Present every line in which the string "получению" appears.

### Data section ###

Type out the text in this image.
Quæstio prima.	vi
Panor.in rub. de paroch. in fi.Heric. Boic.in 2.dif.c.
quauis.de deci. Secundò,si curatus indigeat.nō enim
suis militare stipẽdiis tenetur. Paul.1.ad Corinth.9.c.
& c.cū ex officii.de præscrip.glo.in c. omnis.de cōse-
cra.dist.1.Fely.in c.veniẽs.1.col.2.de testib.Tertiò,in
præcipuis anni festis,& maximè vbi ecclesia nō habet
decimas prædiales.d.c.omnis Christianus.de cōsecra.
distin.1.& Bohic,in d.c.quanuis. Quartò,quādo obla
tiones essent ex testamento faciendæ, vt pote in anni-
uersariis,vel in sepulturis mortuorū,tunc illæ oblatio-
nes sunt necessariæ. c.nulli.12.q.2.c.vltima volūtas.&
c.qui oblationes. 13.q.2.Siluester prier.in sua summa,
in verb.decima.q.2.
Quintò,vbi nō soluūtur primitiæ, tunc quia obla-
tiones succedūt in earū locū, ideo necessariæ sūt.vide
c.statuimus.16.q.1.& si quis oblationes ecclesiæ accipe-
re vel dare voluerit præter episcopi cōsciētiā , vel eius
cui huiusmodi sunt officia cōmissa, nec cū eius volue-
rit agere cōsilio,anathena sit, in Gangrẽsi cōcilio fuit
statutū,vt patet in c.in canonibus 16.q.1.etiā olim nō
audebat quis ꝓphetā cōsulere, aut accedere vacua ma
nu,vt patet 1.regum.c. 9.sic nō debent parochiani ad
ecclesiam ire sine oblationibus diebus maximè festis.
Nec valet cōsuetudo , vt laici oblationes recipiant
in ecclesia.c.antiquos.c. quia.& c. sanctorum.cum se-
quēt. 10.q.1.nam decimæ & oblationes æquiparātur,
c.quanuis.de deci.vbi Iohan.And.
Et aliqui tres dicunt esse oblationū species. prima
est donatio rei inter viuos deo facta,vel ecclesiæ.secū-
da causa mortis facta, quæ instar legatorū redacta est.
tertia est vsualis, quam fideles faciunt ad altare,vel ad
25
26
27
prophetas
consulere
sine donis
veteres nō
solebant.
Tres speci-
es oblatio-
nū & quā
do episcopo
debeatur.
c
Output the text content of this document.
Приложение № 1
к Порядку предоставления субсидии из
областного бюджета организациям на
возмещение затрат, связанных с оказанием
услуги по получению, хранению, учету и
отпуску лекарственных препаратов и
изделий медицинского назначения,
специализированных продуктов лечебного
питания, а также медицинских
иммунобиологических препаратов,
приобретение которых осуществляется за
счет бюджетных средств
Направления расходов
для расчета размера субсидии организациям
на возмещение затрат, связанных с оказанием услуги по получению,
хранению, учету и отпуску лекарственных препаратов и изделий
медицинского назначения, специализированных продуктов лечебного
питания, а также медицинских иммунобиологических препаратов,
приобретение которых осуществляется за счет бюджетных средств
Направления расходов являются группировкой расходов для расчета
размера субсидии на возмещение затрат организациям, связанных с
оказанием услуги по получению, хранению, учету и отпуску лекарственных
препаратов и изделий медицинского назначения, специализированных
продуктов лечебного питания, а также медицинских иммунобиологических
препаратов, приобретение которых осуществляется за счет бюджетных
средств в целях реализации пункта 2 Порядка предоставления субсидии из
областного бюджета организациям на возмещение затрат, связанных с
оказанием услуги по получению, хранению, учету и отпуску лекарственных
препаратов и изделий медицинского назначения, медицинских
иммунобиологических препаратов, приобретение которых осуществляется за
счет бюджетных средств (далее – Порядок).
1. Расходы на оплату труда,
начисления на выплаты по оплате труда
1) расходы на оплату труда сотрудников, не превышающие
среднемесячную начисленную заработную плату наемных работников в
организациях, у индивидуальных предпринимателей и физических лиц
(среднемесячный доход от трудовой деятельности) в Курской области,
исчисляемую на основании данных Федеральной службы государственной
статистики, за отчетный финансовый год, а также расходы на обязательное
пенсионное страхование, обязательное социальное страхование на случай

###

=== Response ===
услуги по получению, хранению, учету и
на возмещение затрат, связанных с оказанием услуги по получению,
оказанием услуги по получению, хранению, учету и отпуску лекарственных
оказанием услуги по получению, хранению, учету и отпуску лекарственных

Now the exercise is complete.